# [Supplied data]
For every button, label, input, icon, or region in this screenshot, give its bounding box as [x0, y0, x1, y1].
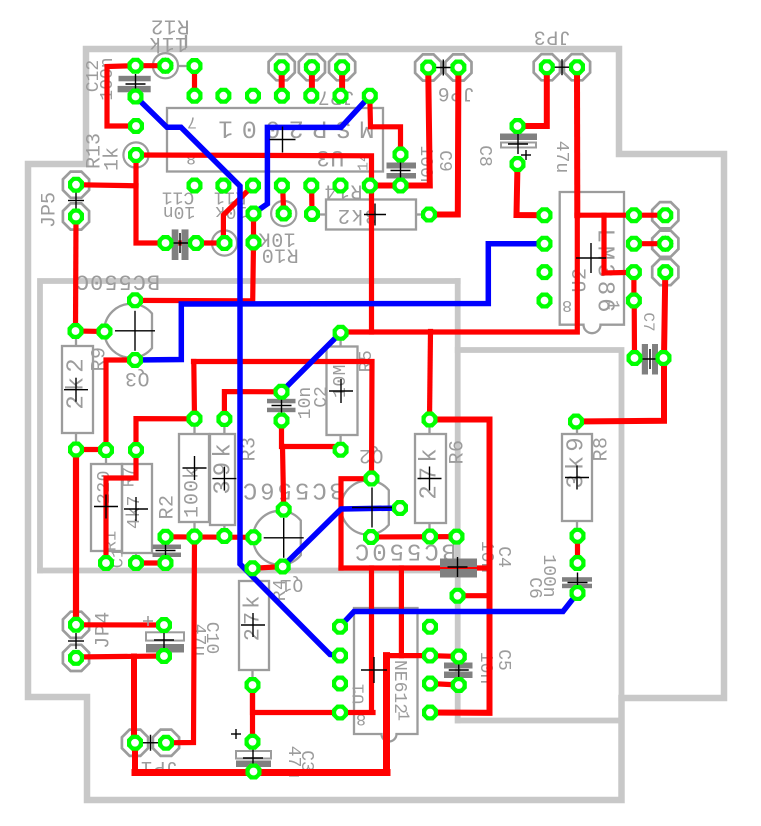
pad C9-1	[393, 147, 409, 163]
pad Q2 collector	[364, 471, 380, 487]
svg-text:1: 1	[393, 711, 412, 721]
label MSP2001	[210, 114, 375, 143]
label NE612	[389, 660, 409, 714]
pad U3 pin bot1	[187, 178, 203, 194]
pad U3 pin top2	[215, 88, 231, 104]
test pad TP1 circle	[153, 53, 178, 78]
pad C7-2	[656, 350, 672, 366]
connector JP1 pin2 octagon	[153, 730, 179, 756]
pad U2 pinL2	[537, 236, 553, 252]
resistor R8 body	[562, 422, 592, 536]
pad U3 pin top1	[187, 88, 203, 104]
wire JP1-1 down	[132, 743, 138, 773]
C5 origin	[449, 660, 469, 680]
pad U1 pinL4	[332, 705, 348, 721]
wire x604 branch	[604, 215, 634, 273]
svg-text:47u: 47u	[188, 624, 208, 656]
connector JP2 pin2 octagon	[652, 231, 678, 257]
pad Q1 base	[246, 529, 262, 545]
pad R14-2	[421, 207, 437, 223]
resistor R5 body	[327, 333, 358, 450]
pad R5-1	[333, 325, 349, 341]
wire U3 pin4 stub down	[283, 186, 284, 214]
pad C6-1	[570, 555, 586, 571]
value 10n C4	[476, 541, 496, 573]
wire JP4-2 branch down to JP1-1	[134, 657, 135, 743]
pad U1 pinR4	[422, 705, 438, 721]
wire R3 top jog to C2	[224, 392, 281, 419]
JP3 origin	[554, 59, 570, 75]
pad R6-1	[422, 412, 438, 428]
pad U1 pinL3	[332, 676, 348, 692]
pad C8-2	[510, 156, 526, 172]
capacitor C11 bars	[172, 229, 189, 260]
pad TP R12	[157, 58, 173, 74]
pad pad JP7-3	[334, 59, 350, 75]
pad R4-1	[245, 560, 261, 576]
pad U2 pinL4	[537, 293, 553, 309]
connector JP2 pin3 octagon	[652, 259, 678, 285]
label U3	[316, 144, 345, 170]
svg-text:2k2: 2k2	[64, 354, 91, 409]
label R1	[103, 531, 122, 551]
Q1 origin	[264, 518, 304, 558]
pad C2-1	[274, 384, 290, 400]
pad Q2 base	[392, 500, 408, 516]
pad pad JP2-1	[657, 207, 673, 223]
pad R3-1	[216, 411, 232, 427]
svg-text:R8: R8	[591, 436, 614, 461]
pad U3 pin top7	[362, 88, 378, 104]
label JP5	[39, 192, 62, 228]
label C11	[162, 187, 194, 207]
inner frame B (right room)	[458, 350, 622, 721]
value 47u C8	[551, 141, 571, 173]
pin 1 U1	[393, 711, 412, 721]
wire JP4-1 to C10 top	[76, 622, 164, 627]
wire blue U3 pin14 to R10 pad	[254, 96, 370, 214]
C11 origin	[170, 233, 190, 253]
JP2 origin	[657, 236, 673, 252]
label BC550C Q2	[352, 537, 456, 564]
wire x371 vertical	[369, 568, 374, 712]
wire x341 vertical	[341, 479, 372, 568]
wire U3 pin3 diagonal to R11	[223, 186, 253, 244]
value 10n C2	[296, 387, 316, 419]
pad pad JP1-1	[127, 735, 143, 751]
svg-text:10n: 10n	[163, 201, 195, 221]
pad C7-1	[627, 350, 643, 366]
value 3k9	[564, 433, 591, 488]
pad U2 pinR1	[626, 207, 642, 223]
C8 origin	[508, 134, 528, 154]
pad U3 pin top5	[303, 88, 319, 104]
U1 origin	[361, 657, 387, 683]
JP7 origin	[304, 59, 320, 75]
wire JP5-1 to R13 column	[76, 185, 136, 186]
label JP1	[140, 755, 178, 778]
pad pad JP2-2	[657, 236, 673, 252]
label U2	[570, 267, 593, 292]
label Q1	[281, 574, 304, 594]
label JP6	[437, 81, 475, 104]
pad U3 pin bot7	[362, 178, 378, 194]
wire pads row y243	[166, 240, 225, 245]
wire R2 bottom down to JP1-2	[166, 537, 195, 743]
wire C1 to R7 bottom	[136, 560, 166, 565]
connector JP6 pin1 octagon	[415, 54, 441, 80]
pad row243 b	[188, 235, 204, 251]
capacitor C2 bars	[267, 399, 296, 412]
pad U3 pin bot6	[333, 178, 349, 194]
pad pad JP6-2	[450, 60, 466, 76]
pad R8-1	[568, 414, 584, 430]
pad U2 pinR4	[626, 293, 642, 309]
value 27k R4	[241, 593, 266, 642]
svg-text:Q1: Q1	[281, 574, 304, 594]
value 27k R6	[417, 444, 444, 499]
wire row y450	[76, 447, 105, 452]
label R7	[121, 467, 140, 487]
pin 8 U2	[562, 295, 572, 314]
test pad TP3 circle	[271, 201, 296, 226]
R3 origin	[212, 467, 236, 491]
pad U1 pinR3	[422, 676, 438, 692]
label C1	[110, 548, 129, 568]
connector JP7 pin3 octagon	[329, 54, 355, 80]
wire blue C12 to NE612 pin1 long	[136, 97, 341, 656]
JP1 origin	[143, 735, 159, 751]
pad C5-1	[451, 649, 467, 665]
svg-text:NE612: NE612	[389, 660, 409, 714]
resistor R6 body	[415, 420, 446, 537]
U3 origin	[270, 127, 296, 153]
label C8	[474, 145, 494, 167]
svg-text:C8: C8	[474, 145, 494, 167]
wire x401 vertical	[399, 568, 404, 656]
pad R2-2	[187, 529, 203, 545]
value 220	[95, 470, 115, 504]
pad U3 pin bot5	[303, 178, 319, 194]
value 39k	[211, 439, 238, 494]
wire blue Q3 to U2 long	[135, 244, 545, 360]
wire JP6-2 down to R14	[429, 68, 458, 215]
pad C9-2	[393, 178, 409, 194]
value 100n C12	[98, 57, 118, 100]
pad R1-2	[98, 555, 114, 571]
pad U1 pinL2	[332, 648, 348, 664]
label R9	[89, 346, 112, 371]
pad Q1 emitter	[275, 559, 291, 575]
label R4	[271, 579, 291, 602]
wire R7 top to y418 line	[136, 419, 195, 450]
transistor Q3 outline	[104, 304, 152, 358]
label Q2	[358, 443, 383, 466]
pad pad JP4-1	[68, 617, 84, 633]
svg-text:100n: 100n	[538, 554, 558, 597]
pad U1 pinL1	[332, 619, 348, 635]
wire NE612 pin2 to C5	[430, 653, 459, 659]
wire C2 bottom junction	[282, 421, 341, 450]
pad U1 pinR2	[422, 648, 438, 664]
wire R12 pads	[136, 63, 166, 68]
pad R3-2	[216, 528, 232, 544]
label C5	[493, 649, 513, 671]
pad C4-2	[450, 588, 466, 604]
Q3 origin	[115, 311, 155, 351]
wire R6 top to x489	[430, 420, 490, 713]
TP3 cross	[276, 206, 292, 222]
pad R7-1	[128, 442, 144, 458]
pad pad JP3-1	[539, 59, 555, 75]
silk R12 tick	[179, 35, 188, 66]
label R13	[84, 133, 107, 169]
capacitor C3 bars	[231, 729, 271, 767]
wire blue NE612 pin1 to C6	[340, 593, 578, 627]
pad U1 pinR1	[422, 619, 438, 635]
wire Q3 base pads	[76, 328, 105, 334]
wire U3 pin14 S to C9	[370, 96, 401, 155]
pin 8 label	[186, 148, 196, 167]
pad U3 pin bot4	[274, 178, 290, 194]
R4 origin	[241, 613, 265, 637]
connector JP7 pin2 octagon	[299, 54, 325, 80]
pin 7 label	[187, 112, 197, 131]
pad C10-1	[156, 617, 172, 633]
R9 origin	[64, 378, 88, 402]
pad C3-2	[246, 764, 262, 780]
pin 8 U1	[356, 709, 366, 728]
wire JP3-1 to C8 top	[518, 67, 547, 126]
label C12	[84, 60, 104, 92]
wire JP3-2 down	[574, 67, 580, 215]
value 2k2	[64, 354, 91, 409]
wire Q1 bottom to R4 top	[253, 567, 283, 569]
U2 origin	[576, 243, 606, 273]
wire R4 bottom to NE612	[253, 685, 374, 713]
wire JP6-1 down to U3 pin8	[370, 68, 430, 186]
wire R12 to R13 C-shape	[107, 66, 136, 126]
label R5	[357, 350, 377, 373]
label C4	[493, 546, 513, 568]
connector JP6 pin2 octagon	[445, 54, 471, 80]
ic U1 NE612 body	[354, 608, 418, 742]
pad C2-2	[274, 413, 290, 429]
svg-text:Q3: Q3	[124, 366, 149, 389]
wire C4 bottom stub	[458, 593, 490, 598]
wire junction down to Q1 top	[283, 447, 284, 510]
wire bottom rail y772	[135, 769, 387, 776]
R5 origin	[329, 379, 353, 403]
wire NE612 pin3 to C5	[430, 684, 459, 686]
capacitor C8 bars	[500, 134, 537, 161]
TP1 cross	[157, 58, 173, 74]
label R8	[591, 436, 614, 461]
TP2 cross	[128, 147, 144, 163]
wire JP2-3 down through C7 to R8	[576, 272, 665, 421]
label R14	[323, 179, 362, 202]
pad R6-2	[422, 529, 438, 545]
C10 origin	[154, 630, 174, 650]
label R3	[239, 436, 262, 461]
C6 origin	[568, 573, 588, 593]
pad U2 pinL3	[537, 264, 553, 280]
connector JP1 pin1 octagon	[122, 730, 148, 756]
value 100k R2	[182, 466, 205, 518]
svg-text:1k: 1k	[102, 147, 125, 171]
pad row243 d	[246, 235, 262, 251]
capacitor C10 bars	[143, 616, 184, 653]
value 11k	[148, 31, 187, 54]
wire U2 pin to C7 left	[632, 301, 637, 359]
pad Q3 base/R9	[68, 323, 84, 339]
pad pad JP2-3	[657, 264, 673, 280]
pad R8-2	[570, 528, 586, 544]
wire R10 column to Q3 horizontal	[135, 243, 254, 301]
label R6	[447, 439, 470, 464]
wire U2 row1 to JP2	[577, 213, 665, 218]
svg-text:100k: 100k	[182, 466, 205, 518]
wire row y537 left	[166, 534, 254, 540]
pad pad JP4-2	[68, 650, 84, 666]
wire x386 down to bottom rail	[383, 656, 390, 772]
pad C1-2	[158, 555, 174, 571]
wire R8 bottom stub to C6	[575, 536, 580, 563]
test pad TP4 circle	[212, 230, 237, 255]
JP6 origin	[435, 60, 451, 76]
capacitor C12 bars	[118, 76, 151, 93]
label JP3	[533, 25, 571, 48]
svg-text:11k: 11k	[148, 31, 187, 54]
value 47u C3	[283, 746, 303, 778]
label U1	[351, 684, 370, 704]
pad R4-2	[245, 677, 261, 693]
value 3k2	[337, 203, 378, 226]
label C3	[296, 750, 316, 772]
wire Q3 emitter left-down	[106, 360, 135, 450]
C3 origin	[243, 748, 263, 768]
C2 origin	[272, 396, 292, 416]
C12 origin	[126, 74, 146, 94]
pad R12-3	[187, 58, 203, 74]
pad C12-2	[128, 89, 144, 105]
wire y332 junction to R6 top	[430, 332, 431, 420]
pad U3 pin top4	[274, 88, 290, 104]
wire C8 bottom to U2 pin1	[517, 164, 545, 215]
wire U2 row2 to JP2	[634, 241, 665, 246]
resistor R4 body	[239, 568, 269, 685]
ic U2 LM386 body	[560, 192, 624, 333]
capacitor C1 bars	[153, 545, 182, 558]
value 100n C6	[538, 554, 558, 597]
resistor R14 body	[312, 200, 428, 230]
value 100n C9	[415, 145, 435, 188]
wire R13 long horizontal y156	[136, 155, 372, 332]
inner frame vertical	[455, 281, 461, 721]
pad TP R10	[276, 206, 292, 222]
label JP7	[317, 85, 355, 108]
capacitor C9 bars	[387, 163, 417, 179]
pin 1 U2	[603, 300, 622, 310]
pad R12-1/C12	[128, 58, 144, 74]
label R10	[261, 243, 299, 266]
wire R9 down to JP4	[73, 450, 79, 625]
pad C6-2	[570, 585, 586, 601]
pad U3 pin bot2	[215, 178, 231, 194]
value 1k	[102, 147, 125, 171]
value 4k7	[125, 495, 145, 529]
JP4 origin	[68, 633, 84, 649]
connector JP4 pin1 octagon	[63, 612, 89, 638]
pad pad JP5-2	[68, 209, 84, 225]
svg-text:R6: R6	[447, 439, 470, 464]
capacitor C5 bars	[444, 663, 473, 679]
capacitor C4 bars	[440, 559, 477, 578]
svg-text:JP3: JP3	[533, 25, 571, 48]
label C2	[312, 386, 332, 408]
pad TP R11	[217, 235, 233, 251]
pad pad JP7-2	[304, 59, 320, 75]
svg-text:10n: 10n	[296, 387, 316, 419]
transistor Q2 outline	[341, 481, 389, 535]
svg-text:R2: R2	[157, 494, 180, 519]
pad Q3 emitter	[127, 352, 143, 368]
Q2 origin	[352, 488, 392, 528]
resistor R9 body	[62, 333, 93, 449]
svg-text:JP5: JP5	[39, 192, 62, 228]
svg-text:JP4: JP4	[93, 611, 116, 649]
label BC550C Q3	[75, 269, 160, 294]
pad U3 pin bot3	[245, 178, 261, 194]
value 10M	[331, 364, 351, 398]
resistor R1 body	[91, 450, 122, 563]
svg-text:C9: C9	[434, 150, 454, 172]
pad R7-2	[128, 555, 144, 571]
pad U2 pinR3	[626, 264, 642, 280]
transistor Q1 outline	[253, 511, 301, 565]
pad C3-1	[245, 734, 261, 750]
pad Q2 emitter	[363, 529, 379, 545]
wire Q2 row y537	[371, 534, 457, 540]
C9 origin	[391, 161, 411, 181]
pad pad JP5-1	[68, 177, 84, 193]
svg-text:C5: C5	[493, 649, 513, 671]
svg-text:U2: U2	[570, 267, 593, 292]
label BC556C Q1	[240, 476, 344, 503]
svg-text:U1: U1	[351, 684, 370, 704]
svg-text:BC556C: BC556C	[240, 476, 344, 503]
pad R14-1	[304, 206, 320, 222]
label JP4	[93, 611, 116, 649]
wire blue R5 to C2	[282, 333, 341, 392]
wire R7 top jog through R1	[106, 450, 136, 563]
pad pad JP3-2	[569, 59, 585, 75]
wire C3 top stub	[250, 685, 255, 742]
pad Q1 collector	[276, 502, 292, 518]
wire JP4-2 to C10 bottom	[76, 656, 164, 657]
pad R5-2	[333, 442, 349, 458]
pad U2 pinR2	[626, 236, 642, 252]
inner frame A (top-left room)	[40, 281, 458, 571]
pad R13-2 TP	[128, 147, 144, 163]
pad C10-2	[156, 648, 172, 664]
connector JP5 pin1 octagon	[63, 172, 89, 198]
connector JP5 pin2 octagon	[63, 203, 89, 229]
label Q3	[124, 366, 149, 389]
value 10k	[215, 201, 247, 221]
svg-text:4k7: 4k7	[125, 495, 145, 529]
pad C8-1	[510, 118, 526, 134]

...

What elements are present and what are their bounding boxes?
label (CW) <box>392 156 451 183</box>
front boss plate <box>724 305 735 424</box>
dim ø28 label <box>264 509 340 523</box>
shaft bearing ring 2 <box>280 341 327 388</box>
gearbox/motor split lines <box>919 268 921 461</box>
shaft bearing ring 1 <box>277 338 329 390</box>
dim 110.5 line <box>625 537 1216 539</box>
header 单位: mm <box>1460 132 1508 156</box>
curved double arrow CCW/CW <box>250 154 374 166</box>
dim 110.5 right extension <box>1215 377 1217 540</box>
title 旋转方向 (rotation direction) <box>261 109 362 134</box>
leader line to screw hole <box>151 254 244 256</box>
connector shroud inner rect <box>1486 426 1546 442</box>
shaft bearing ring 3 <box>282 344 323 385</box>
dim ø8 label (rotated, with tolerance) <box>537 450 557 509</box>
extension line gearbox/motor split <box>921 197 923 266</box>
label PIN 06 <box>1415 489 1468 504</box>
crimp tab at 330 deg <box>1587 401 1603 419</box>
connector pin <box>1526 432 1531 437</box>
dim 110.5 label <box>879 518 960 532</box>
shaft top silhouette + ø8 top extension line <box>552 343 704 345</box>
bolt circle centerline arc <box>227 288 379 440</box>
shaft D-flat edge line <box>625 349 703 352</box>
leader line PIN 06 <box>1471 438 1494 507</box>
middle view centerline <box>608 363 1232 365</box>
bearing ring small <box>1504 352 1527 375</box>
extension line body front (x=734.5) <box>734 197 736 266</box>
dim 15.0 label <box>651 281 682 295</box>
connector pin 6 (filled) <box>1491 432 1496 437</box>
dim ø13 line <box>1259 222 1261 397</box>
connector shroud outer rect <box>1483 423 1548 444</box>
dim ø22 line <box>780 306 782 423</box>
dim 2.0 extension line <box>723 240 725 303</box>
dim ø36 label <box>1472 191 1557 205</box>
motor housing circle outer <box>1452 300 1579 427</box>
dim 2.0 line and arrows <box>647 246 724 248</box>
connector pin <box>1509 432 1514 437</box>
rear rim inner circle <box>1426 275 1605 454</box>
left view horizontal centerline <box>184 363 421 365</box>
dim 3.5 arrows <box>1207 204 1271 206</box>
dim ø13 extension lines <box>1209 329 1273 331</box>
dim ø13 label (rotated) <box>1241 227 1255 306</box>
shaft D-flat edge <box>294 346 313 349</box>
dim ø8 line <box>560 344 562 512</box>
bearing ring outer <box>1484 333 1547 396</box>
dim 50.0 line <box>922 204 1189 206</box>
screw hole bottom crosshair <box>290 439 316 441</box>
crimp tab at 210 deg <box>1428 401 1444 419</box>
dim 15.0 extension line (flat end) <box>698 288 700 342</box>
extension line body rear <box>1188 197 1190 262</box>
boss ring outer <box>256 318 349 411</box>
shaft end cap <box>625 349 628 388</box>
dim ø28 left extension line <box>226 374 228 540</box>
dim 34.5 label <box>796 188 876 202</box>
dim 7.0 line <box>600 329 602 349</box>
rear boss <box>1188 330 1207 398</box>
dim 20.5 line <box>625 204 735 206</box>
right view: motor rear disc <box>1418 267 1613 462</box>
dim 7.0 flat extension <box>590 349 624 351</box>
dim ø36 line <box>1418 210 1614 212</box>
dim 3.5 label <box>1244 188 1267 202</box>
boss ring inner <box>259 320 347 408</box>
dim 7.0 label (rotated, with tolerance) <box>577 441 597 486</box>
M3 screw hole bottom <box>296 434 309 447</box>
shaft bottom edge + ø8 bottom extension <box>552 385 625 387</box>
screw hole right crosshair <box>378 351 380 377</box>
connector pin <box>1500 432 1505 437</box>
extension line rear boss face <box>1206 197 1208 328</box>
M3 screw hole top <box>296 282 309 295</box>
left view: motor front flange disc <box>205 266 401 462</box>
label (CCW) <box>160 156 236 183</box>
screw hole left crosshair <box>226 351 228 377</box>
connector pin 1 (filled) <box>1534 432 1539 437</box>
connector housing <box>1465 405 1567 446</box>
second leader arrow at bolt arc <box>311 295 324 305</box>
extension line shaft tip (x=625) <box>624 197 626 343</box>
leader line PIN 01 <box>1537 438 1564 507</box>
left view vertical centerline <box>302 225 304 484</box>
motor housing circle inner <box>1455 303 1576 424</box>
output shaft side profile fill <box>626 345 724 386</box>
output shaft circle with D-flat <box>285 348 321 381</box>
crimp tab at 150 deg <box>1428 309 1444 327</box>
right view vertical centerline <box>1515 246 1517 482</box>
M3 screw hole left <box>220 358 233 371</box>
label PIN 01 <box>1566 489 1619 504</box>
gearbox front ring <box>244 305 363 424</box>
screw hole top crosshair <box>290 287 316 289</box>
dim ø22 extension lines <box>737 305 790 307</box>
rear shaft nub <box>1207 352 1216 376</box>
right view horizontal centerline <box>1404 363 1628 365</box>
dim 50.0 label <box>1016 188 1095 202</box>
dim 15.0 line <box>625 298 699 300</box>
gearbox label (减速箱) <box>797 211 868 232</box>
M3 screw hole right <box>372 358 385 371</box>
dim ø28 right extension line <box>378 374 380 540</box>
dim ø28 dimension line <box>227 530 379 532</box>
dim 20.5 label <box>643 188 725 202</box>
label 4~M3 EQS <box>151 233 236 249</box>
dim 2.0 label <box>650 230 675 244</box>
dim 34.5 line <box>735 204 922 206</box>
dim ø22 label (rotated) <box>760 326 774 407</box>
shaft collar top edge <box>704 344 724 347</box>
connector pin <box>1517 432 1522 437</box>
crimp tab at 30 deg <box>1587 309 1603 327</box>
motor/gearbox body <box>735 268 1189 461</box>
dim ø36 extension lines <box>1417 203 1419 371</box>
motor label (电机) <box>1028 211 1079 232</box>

==

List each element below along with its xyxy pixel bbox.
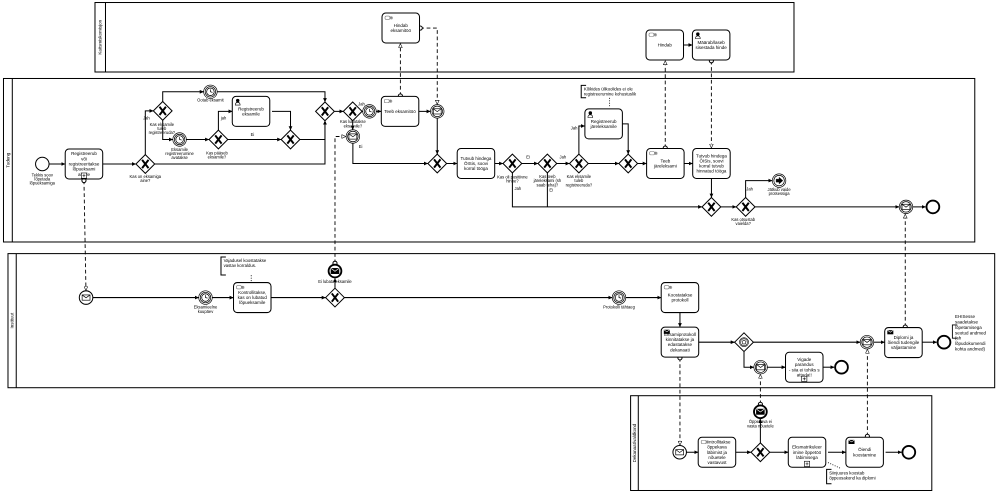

# [Your objective]
Can you reproduce the listing lines word for word, from the line with "For every button, label, input, icon, or" to the line with "236, 553, 252]", including both of those lines and omitting the pictures?

# [The solution]
For every button, label, input, icon, or region in this screenshot, give its bounding box as [x0, y0, x1, y1].
pad C9-1	[393, 147, 409, 163]
pad Q2 collector	[364, 471, 380, 487]
svg-text:1: 1	[393, 711, 412, 721]
label MSP2001	[210, 114, 375, 143]
label NE612	[389, 660, 409, 714]
pad U3 pin bot1	[187, 178, 203, 194]
pad U3 pin top2	[215, 88, 231, 104]
test pad TP1 circle	[153, 53, 178, 78]
pad C7-2	[656, 350, 672, 366]
connector JP1 pin2 octagon	[153, 730, 179, 756]
pad U2 pinL2	[537, 236, 553, 252]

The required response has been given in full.